> Provided records
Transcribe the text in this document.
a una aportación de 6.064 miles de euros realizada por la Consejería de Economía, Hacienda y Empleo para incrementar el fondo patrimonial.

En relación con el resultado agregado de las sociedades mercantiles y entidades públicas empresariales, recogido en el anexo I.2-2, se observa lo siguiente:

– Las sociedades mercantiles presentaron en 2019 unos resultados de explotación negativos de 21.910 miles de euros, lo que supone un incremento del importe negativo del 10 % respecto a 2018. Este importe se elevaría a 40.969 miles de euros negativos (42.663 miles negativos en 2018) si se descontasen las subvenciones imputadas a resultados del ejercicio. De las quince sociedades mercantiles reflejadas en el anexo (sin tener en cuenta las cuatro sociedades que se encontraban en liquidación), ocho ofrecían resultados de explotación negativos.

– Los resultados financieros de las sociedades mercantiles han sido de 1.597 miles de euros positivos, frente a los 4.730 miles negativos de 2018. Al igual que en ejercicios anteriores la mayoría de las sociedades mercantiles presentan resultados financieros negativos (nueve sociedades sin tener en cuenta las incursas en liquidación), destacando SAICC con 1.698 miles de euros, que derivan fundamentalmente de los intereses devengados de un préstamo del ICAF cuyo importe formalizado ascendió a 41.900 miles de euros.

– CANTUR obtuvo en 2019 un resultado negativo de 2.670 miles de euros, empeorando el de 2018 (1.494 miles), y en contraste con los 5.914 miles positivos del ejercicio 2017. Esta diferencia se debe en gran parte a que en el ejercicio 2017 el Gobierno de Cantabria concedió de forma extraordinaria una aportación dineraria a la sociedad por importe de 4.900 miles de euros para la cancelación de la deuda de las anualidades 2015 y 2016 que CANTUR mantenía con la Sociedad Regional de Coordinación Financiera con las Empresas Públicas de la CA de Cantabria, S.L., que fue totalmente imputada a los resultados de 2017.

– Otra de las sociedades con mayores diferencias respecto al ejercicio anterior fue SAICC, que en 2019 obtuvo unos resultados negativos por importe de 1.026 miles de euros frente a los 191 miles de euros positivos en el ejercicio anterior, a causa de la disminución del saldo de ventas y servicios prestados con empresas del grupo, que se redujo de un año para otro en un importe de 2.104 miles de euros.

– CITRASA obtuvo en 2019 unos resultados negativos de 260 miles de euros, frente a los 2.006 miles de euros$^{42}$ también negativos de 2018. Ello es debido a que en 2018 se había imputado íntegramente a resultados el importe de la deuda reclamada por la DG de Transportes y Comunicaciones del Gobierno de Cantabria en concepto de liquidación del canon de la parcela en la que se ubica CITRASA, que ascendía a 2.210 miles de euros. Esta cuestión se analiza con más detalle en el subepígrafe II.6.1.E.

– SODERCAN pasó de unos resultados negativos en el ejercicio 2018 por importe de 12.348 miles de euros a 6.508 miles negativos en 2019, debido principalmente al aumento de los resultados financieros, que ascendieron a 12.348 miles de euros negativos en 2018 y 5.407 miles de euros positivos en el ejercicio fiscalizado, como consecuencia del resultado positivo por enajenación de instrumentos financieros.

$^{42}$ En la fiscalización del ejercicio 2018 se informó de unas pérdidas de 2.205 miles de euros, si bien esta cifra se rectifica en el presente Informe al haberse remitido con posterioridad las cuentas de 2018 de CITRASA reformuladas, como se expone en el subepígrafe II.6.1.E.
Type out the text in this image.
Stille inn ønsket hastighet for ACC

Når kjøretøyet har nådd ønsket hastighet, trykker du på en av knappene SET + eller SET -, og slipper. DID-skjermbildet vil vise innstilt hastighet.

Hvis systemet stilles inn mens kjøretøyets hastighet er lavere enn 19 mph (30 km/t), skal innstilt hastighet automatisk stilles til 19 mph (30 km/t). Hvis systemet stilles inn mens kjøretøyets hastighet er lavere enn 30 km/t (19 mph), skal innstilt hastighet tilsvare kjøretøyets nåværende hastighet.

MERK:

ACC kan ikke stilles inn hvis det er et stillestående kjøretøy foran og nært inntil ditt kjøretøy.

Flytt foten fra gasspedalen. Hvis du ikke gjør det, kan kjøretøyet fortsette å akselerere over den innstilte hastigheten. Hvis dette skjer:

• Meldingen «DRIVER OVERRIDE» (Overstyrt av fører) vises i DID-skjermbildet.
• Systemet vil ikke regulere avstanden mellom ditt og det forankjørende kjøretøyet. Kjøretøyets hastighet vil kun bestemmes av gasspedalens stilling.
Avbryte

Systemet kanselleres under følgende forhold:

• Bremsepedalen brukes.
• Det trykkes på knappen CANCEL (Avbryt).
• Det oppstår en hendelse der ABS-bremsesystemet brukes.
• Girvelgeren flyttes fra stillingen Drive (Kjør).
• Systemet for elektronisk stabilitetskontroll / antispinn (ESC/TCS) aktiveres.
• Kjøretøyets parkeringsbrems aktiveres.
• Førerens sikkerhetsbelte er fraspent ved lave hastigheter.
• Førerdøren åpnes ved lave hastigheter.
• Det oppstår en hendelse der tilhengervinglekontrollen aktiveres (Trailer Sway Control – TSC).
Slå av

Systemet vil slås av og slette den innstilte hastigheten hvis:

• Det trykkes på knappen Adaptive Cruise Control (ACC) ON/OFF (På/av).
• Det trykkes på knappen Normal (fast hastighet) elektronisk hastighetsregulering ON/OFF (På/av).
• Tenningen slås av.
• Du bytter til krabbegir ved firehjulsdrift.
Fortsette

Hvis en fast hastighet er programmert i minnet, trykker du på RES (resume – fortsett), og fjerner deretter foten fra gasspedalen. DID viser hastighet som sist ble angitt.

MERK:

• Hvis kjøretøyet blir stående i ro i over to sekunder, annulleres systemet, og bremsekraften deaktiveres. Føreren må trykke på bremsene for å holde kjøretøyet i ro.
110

> What the task asks
Retype each record exactly, leaving nothing out.

> Answer for the task
Transcribe the text in this document.
a una aportación de 6.064 miles de euros realizada por la Consejería de Economía, Hacienda y Empleo para incrementar el fondo patrimonial.

En relación con el resultado agregado de las sociedades mercantiles y entidades públicas empresariales, recogido en el anexo I.2-2, se observa lo siguiente:

– Las sociedades mercantiles presentaron en 2019 unos resultados de explotación negativos de 21.910 miles de euros, lo que supone un incremento del importe negativo del 10 % respecto a 2018. Este importe se elevaría a 40.969 miles de euros negativos (42.663 miles negativos en 2018) si se descontasen las subvenciones imputadas a resultados del ejercicio. De las quince sociedades mercantiles reflejadas en el anexo (sin tener en cuenta las cuatro sociedades que se encontraban en liquidación), ocho ofrecían resultados de explotación negativos.

– Los resultados financieros de las sociedades mercantiles han sido de 1.597 miles de euros positivos, frente a los 4.730 miles negativos de 2018. Al igual que en ejercicios anteriores la mayoría de las sociedades mercantiles presentan resultados financieros negativos (nueve sociedades sin tener en cuenta las incursas en liquidación), destacando SAICC con 1.698 miles de euros, que derivan fundamentalmente de los intereses devengados de un préstamo del ICAF cuyo importe formalizado ascendió a 41.900 miles de euros.

– CANTUR obtuvo en 2019 un resultado negativo de 2.670 miles de euros, empeorando el de 2018 (1.494 miles), y en contraste con los 5.914 miles positivos del ejercicio 2017. Esta diferencia se debe en gran parte a que en el ejercicio 2017 el Gobierno de Cantabria concedió de forma extraordinaria una aportación dineraria a la sociedad por importe de 4.900 miles de euros para la cancelación de la deuda de las anualidades 2015 y 2016 que CANTUR mantenía con la Sociedad Regional de Coordinación Financiera con las Empresas Públicas de la CA de Cantabria, S.L., que fue totalmente imputada a los resultados de 2017.

– Otra de las sociedades con mayores diferencias respecto al ejercicio anterior fue SAICC, que en 2019 obtuvo unos resultados negativos por importe de 1.026 miles de euros frente a los 191 miles de euros positivos en el ejercicio anterior, a causa de la disminución del saldo de ventas y servicios prestados con empresas del grupo, que se redujo de un año para otro en un importe de 2.104 miles de euros.

– CITRASA obtuvo en 2019 unos resultados negativos de 260 miles de euros, frente a los 2.006 miles de euros$^{42}$ también negativos de 2018. Ello es debido a que en 2018 se había imputado íntegramente a resultados el importe de la deuda reclamada por la DG de Transportes y Comunicaciones del Gobierno de Cantabria en concepto de liquidación del canon de la parcela en la que se ubica CITRASA, que ascendía a 2.210 miles de euros. Esta cuestión se analiza con más detalle en el subepígrafe II.6.1.E.

– SODERCAN pasó de unos resultados negativos en el ejercicio 2018 por importe de 12.348 miles de euros a 6.508 miles negativos en 2019, debido principalmente al aumento de los resultados financieros, que ascendieron a 12.348 miles de euros negativos en 2018 y 5.407 miles de euros positivos en el ejercicio fiscalizado, como consecuencia del resultado positivo por enajenación de instrumentos financieros.

$^{42}$ En la fiscalización del ejercicio 2018 se informó de unas pérdidas de 2.205 miles de euros, si bien esta cifra se rectifica en el presente Informe al haberse remitido con posterioridad las cuentas de 2018 de CITRASA reformuladas, como se expone en el subepígrafe II.6.1.E.
Type out the text in this image.
Stille inn ønsket hastighet for ACC

Når kjøretøyet har nådd ønsket hastighet, trykker du på en av knappene SET + eller SET -, og slipper. DID-skjermbildet vil vise innstilt hastighet.

Hvis systemet stilles inn mens kjøretøyets hastighet er lavere enn 19 mph (30 km/t), skal innstilt hastighet automatisk stilles til 19 mph (30 km/t). Hvis systemet stilles inn mens kjøretøyets hastighet er lavere enn 30 km/t (19 mph), skal innstilt hastighet tilsvare kjøretøyets nåværende hastighet.

MERK:

ACC kan ikke stilles inn hvis det er et stillestående kjøretøy foran og nært inntil ditt kjøretøy.

Flytt foten fra gasspedalen. Hvis du ikke gjør det, kan kjøretøyet fortsette å akselerere over den innstilte hastigheten. Hvis dette skjer:

• Meldingen «DRIVER OVERRIDE» (Overstyrt av fører) vises i DID-skjermbildet.
• Systemet vil ikke regulere avstanden mellom ditt og det forankjørende kjøretøyet. Kjøretøyets hastighet vil kun bestemmes av gasspedalens stilling.
Avbryte

Systemet kanselleres under følgende forhold:

• Bremsepedalen brukes.
• Det trykkes på knappen CANCEL (Avbryt).
• Det oppstår en hendelse der ABS-bremsesystemet brukes.
• Girvelgeren flyttes fra stillingen Drive (Kjør).
• Systemet for elektronisk stabilitetskontroll / antispinn (ESC/TCS) aktiveres.
• Kjøretøyets parkeringsbrems aktiveres.
• Førerens sikkerhetsbelte er fraspent ved lave hastigheter.
• Førerdøren åpnes ved lave hastigheter.
• Det oppstår en hendelse der tilhengervinglekontrollen aktiveres (Trailer Sway Control – TSC).
Slå av

Systemet vil slås av og slette den innstilte hastigheten hvis:

• Det trykkes på knappen Adaptive Cruise Control (ACC) ON/OFF (På/av).
• Det trykkes på knappen Normal (fast hastighet) elektronisk hastighetsregulering ON/OFF (På/av).
• Tenningen slås av.
• Du bytter til krabbegir ved firehjulsdrift.
Fortsette

Hvis en fast hastighet er programmert i minnet, trykker du på RES (resume – fortsett), og fjerner deretter foten fra gasspedalen. DID viser hastighet som sist ble angitt.

MERK:

• Hvis kjøretøyet blir stående i ro i over to sekunder, annulleres systemet, og bremsekraften deaktiveres. Føreren må trykke på bremsene for å holde kjøretøyet i ro.
110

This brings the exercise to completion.